Exercise description: Copy all of the material below exactly.

Data to use:
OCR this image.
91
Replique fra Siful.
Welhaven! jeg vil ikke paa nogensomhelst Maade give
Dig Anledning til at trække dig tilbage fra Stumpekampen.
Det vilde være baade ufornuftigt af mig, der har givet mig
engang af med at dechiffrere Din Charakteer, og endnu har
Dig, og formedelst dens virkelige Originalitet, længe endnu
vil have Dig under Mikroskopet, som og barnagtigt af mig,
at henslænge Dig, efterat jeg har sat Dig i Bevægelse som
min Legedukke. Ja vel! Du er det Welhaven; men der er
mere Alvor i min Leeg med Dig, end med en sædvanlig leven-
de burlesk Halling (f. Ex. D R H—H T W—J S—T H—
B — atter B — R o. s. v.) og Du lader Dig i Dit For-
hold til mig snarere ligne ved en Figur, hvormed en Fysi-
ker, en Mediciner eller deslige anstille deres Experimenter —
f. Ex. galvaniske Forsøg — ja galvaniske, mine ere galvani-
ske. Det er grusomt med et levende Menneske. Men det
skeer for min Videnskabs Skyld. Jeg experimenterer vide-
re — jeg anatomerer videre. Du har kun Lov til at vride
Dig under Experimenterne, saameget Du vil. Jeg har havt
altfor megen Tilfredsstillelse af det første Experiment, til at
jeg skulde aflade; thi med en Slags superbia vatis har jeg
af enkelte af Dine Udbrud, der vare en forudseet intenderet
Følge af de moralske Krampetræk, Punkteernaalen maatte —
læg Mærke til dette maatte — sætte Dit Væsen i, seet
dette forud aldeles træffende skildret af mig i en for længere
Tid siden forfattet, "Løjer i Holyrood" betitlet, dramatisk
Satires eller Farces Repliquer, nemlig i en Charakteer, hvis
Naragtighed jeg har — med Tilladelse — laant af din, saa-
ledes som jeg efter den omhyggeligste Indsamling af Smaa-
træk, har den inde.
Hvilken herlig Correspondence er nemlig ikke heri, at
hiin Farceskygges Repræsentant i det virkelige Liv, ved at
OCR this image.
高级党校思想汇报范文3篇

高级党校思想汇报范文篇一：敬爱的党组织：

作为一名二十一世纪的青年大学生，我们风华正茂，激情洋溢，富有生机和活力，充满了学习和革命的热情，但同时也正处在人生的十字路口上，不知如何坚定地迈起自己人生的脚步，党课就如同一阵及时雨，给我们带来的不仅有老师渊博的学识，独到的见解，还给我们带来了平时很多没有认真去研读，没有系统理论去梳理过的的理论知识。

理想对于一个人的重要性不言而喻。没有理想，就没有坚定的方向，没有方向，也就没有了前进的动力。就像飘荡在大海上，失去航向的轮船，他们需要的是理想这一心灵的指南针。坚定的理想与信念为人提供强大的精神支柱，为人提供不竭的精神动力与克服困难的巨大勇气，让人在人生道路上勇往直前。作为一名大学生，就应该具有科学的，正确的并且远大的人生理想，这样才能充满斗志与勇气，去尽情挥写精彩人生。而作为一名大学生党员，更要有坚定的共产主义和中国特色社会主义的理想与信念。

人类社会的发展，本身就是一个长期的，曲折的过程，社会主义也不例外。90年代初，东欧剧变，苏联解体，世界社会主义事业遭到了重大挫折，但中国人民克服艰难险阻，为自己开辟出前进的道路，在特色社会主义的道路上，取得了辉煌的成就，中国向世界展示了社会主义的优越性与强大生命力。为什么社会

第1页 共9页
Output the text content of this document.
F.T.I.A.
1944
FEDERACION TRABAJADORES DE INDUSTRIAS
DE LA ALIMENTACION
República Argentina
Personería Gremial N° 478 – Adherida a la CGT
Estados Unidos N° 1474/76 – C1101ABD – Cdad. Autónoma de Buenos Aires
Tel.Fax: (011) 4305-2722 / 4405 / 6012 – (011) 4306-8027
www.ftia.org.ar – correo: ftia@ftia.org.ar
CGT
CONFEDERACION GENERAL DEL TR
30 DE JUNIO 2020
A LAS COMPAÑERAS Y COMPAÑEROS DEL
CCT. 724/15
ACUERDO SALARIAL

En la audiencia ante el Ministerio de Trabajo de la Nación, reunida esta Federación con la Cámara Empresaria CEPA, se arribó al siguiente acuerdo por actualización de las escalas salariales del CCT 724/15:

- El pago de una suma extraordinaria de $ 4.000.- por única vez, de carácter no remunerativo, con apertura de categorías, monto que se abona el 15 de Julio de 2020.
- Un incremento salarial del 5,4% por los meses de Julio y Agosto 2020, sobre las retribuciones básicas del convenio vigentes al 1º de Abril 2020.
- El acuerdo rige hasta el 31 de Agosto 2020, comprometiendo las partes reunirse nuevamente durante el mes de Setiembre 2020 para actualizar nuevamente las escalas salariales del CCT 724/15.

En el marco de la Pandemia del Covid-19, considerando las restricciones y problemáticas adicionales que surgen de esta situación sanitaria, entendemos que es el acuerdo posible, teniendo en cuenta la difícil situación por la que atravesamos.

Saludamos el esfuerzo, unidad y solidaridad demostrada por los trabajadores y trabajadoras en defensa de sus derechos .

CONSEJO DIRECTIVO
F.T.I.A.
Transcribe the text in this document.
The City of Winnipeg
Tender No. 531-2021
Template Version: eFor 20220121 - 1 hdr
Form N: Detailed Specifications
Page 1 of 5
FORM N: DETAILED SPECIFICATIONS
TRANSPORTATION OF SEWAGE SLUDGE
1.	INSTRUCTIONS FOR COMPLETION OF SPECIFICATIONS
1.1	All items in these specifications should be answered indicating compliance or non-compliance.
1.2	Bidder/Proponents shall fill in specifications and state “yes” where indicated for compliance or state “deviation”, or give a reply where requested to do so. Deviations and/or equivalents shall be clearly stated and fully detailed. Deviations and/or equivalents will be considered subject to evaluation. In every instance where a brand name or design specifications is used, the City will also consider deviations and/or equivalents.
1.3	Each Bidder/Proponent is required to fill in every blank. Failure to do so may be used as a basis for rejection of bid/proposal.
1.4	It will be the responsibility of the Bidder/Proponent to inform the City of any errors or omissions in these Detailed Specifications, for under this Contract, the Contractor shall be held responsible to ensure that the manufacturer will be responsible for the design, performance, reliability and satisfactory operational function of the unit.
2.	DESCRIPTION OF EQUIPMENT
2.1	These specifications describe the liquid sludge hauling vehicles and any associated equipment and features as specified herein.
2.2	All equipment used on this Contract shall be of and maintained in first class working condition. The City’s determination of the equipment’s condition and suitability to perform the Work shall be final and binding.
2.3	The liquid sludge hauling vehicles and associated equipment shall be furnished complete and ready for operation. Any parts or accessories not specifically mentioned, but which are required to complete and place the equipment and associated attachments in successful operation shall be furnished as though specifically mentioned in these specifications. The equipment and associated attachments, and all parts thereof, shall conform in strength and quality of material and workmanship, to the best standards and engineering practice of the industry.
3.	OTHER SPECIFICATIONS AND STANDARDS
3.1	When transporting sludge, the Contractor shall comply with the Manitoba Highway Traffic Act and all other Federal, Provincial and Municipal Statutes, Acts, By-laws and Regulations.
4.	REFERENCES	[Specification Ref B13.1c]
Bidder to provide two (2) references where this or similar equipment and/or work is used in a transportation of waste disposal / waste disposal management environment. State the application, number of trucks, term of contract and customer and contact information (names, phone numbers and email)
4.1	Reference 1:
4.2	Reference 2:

Response to this exercise:
OCR this image.
91
Replique fra Siful.
Welhaven! jeg vil ikke paa nogensomhelst Maade give
Dig Anledning til at trække dig tilbage fra Stumpekampen.
Det vilde være baade ufornuftigt af mig, der har givet mig
engang af med at dechiffrere Din Charakteer, og endnu har
Dig, og formedelst dens virkelige Originalitet, længe endnu
vil have Dig under Mikroskopet, som og barnagtigt af mig,
at henslænge Dig, efterat jeg har sat Dig i Bevægelse som
min Legedukke. Ja vel! Du er det Welhaven; men der er
mere Alvor i min Leeg med Dig, end med en sædvanlig leven-
de burlesk Halling (f. Ex. D R H—H T W—J S—T H—
B — atter B — R o. s. v.) og Du lader Dig i Dit For-
hold til mig snarere ligne ved en Figur, hvormed en Fysi-
ker, en Mediciner eller deslige anstille deres Experimenter —
f. Ex. galvaniske Forsøg — ja galvaniske, mine ere galvani-
ske. Det er grusomt med et levende Menneske. Men det
skeer for min Videnskabs Skyld. Jeg experimenterer vide-
re — jeg anatomerer videre. Du har kun Lov til at vride
Dig under Experimenterne, saameget Du vil. Jeg har havt
altfor megen Tilfredsstillelse af det første Experiment, til at
jeg skulde aflade; thi med en Slags superbia vatis har jeg
af enkelte af Dine Udbrud, der vare en forudseet intenderet
Følge af de moralske Krampetræk, Punkteernaalen maatte —
læg Mærke til dette maatte — sætte Dit Væsen i, seet
dette forud aldeles træffende skildret af mig i en for længere
Tid siden forfattet, "Løjer i Holyrood" betitlet, dramatisk
Satires eller Farces Repliquer, nemlig i en Charakteer, hvis
Naragtighed jeg har — med Tilladelse — laant af din, saa-
ledes som jeg efter den omhyggeligste Indsamling af Smaa-
træk, har den inde.
Hvilken herlig Correspondence er nemlig ikke heri, at
hiin Farceskygges Repræsentant i det virkelige Liv, ved at
OCR this image.
高级党校思想汇报范文3篇

高级党校思想汇报范文篇一：敬爱的党组织：

作为一名二十一世纪的青年大学生，我们风华正茂，激情洋溢，富有生机和活力，充满了学习和革命的热情，但同时也正处在人生的十字路口上，不知如何坚定地迈起自己人生的脚步，党课就如同一阵及时雨，给我们带来的不仅有老师渊博的学识，独到的见解，还给我们带来了平时很多没有认真去研读，没有系统理论去梳理过的的理论知识。

理想对于一个人的重要性不言而喻。没有理想，就没有坚定的方向，没有方向，也就没有了前进的动力。就像飘荡在大海上，失去航向的轮船，他们需要的是理想这一心灵的指南针。坚定的理想与信念为人提供强大的精神支柱，为人提供不竭的精神动力与克服困难的巨大勇气，让人在人生道路上勇往直前。作为一名大学生，就应该具有科学的，正确的并且远大的人生理想，这样才能充满斗志与勇气，去尽情挥写精彩人生。而作为一名大学生党员，更要有坚定的共产主义和中国特色社会主义的理想与信念。

人类社会的发展，本身就是一个长期的，曲折的过程，社会主义也不例外。90年代初，东欧剧变，苏联解体，世界社会主义事业遭到了重大挫折，但中国人民克服艰难险阻，为自己开辟出前进的道路，在特色社会主义的道路上，取得了辉煌的成就，中国向世界展示了社会主义的优越性与强大生命力。为什么社会

第1页 共9页
Output the text content of this document.
F.T.I.A.
1944
FEDERACION TRABAJADORES DE INDUSTRIAS
DE LA ALIMENTACION
República Argentina
Personería Gremial N° 478 – Adherida a la CGT
Estados Unidos N° 1474/76 – C1101ABD – Cdad. Autónoma de Buenos Aires
Tel.Fax: (011) 4305-2722 / 4405 / 6012 – (011) 4306-8027
www.ftia.org.ar – correo: ftia@ftia.org.ar
CGT
CONFEDERACION GENERAL DEL TR
30 DE JUNIO 2020
A LAS COMPAÑERAS Y COMPAÑEROS DEL
CCT. 724/15
ACUERDO SALARIAL

En la audiencia ante el Ministerio de Trabajo de la Nación, reunida esta Federación con la Cámara Empresaria CEPA, se arribó al siguiente acuerdo por actualización de las escalas salariales del CCT 724/15:

- El pago de una suma extraordinaria de $ 4.000.- por única vez, de carácter no remunerativo, con apertura de categorías, monto que se abona el 15 de Julio de 2020.
- Un incremento salarial del 5,4% por los meses de Julio y Agosto 2020, sobre las retribuciones básicas del convenio vigentes al 1º de Abril 2020.
- El acuerdo rige hasta el 31 de Agosto 2020, comprometiendo las partes reunirse nuevamente durante el mes de Setiembre 2020 para actualizar nuevamente las escalas salariales del CCT 724/15.

En el marco de la Pandemia del Covid-19, considerando las restricciones y problemáticas adicionales que surgen de esta situación sanitaria, entendemos que es el acuerdo posible, teniendo en cuenta la difícil situación por la que atravesamos.

Saludamos el esfuerzo, unidad y solidaridad demostrada por los trabajadores y trabajadoras en defensa de sus derechos .

CONSEJO DIRECTIVO
F.T.I.A.
Transcribe the text in this document.
The City of Winnipeg
Tender No. 531-2021
Template Version: eFor 20220121 - 1 hdr
Form N: Detailed Specifications
Page 1 of 5
FORM N: DETAILED SPECIFICATIONS
TRANSPORTATION OF SEWAGE SLUDGE
1.	INSTRUCTIONS FOR COMPLETION OF SPECIFICATIONS
1.1	All items in these specifications should be answered indicating compliance or non-compliance.
1.2	Bidder/Proponents shall fill in specifications and state “yes” where indicated for compliance or state “deviation”, or give a reply where requested to do so. Deviations and/or equivalents shall be clearly stated and fully detailed. Deviations and/or equivalents will be considered subject to evaluation. In every instance where a brand name or design specifications is used, the City will also consider deviations and/or equivalents.
1.3	Each Bidder/Proponent is required to fill in every blank. Failure to do so may be used as a basis for rejection of bid/proposal.
1.4	It will be the responsibility of the Bidder/Proponent to inform the City of any errors or omissions in these Detailed Specifications, for under this Contract, the Contractor shall be held responsible to ensure that the manufacturer will be responsible for the design, performance, reliability and satisfactory operational function of the unit.
2.	DESCRIPTION OF EQUIPMENT
2.1	These specifications describe the liquid sludge hauling vehicles and any associated equipment and features as specified herein.
2.2	All equipment used on this Contract shall be of and maintained in first class working condition. The City’s determination of the equipment’s condition and suitability to perform the Work shall be final and binding.
2.3	The liquid sludge hauling vehicles and associated equipment shall be furnished complete and ready for operation. Any parts or accessories not specifically mentioned, but which are required to complete and place the equipment and associated attachments in successful operation shall be furnished as though specifically mentioned in these specifications. The equipment and associated attachments, and all parts thereof, shall conform in strength and quality of material and workmanship, to the best standards and engineering practice of the industry.
3.	OTHER SPECIFICATIONS AND STANDARDS
3.1	When transporting sludge, the Contractor shall comply with the Manitoba Highway Traffic Act and all other Federal, Provincial and Municipal Statutes, Acts, By-laws and Regulations.
4.	REFERENCES	[Specification Ref B13.1c]
Bidder to provide two (2) references where this or similar equipment and/or work is used in a transportation of waste disposal / waste disposal management environment. State the application, number of trucks, term of contract and customer and contact information (names, phone numbers and email)
4.1	Reference 1:
4.2	Reference 2:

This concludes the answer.